Stored entries:

= = = = =

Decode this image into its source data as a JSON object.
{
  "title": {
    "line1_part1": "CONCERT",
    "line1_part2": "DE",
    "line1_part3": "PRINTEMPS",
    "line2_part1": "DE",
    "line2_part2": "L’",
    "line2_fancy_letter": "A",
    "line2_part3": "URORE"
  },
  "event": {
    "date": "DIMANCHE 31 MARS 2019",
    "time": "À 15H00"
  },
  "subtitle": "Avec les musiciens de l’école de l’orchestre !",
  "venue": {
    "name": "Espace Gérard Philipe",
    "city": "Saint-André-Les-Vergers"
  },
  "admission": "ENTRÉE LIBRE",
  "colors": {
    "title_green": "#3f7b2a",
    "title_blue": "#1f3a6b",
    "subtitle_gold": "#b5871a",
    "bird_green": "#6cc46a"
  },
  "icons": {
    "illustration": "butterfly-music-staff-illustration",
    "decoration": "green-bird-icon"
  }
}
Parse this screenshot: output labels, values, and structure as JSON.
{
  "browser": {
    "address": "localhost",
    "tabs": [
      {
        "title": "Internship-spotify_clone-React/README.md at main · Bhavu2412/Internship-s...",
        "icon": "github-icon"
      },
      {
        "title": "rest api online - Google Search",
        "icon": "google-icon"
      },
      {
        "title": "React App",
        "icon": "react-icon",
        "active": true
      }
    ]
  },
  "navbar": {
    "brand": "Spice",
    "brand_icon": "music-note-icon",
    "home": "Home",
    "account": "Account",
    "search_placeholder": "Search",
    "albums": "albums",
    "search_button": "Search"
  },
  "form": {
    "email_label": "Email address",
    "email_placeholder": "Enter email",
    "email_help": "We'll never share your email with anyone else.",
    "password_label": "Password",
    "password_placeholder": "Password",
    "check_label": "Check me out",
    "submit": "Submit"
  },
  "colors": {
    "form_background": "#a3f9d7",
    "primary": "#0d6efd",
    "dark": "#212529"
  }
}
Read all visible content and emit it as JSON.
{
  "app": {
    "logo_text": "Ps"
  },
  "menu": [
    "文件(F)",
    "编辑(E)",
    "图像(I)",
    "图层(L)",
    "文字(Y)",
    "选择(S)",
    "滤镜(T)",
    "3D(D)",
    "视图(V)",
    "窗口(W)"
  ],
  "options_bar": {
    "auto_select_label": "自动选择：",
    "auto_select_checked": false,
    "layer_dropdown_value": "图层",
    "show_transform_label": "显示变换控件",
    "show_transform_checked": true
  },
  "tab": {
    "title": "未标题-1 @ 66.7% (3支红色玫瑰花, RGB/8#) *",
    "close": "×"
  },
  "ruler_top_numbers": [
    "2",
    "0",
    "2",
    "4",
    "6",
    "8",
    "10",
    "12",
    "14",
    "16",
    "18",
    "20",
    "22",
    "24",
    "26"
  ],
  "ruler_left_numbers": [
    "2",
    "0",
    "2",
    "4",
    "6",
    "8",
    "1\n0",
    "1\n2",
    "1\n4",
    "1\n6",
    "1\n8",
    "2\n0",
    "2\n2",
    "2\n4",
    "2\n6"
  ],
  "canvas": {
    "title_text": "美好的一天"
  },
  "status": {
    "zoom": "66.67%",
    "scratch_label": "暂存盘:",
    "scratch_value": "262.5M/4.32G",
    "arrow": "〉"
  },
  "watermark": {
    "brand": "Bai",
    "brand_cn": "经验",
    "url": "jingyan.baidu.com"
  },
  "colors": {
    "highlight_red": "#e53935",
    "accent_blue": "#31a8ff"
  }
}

= = = = =

Work to complete
Each line with the string "Search" in it needs to be found and copied.

Response to the task
        "title": "rest api online - Google Search",
    "search_placeholder": "Search",
    "search_button": "Search"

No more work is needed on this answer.